> _Extrait fourni_
================================

LE JOURNALISME à l’ère du numérique : des défis et des outils pour informer

Le journalisme s’est adapté aux différentes époques et aux défis rencontrés. Thierry Watine et Dominique Payette, anciens journalistes et actuellement professeurs de journalisme au
Département d’information et de communication de l’Université Laval, font le point sur les transformations engendrées par le numérique dans ce domaine.

Par Mélissa Gaudreault, journaliste collaboratrice

La démarche journalistique

Il y a d’abord eu des changements sur le plan des conditions de travail des journalistes. Le plus gros défi amené par le numérique est l’augmentation de la vitesse de production qui apporte de multiples conséquences sur le plan de la qualité de l’information. Comme le mentionne Dominique Payette, la hausse de la vitesse d’exécution fait en sorte que les articles sont plus superficiels, qu’il y a un plus grand risque de faire des erreurs. À l’ère du numérique, ce sont les valeurs commerciales, c’est-à-dire de produire plus de reportages dans un laps de temps plus court, qui prône sur les valeurs journalistiques traditionnelles. Les nouvelles technologies permettent de travailler plus vite et en continu, mais le journaliste doit tout de même vérifier ce qu’il écrit avant de le publier, dit-elle. Les journalistes doivent aussi adapter leur contenu aux nouvelles plateformes afin de se plier aux nouvelles habitudes de consommation d’informations des citoyens, d’après Thierry Watine. Le métier de journaliste reste néanmoins important dans la société, surtout dans un contexte de pandémie. Les citoyens ont besoin de s’informer et il n’y que les journalistes qui peuvent endosser ce rôle de communicateur, selon lui.

================================

> _Consigne 1_
D'après l'extrait sur le journalisme à l'ère du numérique, quel est le plus gros défi apporté par le numérique ?
> _Consigne 2_
Extrayez de l'extrait sur le journalisme numérique le passage allant de « Le journalisme s’est » à « dans ce domaine. ».
Le matériel ci-dessous n'a aucun rapport avec l'extrait.

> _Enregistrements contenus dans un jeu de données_
================================

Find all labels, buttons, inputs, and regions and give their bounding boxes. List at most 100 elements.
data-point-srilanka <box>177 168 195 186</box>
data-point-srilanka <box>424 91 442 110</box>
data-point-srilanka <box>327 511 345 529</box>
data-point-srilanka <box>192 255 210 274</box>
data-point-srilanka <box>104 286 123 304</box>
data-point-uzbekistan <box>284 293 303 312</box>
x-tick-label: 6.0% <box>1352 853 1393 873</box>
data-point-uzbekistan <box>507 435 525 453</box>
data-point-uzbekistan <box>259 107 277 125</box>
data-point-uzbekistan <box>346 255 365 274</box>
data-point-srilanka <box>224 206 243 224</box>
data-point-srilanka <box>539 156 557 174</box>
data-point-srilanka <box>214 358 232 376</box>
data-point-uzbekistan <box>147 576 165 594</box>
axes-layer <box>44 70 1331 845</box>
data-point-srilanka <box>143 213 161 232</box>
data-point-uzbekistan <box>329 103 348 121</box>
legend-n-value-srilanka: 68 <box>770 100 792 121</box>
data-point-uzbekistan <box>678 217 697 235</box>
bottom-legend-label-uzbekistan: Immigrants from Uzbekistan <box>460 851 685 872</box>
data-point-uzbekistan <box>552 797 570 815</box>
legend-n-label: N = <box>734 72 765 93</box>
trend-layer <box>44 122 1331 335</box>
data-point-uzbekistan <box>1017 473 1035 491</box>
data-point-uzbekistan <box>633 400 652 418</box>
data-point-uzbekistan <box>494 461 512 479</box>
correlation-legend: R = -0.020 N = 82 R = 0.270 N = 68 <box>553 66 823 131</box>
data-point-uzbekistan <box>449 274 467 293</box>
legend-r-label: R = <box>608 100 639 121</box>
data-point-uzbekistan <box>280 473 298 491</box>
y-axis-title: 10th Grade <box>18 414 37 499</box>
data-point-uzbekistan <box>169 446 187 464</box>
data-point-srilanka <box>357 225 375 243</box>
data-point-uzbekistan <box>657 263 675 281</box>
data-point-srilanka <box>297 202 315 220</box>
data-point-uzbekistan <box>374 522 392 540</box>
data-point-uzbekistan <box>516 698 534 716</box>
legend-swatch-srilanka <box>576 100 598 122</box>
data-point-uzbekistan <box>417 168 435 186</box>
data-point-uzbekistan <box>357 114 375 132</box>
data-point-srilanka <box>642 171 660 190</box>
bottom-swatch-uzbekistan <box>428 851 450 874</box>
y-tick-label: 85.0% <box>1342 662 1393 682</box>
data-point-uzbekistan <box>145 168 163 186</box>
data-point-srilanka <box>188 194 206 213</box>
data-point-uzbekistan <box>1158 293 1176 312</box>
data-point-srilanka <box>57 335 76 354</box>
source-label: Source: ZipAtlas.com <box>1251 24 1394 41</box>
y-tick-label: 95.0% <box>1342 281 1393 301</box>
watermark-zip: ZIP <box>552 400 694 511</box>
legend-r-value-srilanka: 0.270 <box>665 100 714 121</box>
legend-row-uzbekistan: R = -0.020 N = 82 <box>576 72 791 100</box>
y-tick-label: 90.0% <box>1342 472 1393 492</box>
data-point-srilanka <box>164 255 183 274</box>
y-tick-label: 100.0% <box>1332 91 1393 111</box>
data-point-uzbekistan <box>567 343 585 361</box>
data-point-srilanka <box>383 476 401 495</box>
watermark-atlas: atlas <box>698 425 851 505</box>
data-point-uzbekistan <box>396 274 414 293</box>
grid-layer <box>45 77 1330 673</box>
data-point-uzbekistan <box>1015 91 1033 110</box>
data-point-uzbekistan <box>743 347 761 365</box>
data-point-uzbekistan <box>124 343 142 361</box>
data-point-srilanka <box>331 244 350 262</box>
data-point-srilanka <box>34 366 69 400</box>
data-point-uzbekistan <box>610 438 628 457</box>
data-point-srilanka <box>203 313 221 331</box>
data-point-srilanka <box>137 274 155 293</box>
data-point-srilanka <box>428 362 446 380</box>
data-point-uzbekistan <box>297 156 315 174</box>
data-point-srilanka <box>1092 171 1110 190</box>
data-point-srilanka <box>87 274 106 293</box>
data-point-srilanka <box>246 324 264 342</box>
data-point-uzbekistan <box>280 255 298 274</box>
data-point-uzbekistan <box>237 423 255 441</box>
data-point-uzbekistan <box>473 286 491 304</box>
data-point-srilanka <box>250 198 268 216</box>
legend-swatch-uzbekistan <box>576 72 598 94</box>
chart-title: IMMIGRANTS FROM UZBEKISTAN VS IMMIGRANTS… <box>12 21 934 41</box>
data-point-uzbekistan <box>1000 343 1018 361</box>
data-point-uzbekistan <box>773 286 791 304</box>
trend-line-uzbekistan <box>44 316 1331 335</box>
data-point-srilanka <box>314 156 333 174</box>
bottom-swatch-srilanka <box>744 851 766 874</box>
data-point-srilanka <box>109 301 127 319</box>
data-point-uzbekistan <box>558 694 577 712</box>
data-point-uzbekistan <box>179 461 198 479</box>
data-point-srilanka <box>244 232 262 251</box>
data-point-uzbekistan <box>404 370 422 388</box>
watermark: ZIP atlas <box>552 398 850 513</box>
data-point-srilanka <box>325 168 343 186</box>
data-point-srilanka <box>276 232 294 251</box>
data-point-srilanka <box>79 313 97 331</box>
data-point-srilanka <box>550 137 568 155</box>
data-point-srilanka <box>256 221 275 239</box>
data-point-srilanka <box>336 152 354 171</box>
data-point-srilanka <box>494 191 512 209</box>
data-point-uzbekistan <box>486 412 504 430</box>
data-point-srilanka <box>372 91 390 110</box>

================================

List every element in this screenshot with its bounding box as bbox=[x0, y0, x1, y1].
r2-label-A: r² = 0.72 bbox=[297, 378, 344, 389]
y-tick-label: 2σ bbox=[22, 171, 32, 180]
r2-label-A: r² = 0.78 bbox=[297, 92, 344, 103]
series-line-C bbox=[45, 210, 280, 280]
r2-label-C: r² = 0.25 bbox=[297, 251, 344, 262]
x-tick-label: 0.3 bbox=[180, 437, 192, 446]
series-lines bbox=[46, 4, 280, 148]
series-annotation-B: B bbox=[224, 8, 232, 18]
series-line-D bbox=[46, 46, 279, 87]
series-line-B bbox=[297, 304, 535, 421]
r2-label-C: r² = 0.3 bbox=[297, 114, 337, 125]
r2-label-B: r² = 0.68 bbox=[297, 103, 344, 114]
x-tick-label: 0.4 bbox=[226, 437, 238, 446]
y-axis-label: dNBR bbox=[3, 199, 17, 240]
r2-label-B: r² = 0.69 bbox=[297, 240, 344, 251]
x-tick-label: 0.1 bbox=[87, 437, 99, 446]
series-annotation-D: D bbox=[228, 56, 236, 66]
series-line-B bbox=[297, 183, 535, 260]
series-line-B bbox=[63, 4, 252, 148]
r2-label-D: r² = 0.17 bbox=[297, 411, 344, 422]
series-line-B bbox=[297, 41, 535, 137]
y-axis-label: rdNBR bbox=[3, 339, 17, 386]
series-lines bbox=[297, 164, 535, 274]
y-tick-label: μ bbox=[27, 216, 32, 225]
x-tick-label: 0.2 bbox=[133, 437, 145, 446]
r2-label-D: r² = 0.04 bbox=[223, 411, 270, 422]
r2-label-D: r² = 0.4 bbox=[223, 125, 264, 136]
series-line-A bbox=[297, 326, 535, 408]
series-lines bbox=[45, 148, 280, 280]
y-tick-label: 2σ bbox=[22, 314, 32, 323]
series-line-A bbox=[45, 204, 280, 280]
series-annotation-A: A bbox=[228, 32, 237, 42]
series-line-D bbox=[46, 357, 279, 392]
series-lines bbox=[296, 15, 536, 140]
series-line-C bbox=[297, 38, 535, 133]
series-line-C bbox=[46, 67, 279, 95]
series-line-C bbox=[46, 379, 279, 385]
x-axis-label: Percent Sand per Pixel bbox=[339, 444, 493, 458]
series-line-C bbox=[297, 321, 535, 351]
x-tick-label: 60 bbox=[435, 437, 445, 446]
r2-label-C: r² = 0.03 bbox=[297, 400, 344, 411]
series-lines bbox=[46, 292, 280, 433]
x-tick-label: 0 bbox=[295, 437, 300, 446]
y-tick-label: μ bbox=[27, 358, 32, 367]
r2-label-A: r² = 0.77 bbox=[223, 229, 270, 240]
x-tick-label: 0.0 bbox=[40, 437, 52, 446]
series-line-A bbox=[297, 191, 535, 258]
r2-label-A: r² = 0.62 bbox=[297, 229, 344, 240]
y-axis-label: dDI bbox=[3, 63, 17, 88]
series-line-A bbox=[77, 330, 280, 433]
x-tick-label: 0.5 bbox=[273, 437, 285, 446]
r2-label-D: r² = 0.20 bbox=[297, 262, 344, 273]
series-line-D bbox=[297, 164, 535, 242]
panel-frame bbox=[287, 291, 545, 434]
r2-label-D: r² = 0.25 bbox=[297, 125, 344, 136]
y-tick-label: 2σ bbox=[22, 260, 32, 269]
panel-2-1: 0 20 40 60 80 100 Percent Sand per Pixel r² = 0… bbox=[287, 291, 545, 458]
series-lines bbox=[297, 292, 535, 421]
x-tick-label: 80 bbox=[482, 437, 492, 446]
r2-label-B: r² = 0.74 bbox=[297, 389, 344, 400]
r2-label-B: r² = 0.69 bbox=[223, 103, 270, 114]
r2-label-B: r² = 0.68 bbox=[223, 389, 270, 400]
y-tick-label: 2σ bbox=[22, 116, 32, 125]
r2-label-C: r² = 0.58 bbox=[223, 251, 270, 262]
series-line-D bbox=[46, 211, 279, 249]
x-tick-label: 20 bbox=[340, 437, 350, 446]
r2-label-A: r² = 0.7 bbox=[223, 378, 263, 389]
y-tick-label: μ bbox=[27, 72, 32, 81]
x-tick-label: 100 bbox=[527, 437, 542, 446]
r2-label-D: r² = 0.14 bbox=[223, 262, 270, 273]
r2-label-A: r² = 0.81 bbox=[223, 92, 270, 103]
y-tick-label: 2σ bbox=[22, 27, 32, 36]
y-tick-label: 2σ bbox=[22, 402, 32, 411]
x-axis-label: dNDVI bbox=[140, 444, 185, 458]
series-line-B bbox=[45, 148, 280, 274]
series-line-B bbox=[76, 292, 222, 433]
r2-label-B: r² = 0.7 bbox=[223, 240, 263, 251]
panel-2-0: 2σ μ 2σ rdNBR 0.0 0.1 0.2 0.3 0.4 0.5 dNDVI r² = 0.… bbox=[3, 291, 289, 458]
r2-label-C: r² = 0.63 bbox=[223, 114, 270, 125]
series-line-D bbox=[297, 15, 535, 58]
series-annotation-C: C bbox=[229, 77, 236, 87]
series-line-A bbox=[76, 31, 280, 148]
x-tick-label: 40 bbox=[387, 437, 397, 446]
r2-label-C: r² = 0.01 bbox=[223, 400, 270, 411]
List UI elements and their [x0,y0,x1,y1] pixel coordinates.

================================

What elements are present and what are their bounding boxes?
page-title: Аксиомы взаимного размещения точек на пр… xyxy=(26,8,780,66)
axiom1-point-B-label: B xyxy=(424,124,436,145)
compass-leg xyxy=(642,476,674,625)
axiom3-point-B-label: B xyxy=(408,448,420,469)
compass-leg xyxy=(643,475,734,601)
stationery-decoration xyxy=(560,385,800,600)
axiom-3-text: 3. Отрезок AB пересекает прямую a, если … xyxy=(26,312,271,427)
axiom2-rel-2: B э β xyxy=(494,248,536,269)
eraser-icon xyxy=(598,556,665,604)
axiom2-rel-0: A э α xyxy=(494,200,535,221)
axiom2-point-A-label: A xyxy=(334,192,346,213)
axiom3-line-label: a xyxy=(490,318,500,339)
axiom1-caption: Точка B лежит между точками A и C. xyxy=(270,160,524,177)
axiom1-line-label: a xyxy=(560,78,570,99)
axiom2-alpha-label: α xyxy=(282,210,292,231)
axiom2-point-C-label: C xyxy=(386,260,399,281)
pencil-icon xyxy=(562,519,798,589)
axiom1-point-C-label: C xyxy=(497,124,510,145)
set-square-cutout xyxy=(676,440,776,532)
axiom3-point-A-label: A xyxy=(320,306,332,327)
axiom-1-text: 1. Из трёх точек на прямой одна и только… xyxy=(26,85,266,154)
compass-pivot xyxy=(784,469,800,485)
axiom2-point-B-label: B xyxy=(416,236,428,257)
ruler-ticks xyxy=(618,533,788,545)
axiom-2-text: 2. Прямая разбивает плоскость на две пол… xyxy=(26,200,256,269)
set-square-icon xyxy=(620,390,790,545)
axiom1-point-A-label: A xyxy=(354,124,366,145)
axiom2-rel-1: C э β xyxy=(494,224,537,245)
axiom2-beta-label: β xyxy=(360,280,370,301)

================================

> _Réponse complète 1_
L'augmentation de la vitesse de production.

> _Réponse complète 2_
Le journalisme s’est adapté aux différentes époques et aux défis rencontrés. Thierry Watine et Dominique Payette, anciens journalistes et actuellement professeurs de journalisme au
Département d’information et de communication de l’Université Laval, font le point sur les transformations engendrées par le numérique dans ce domaine.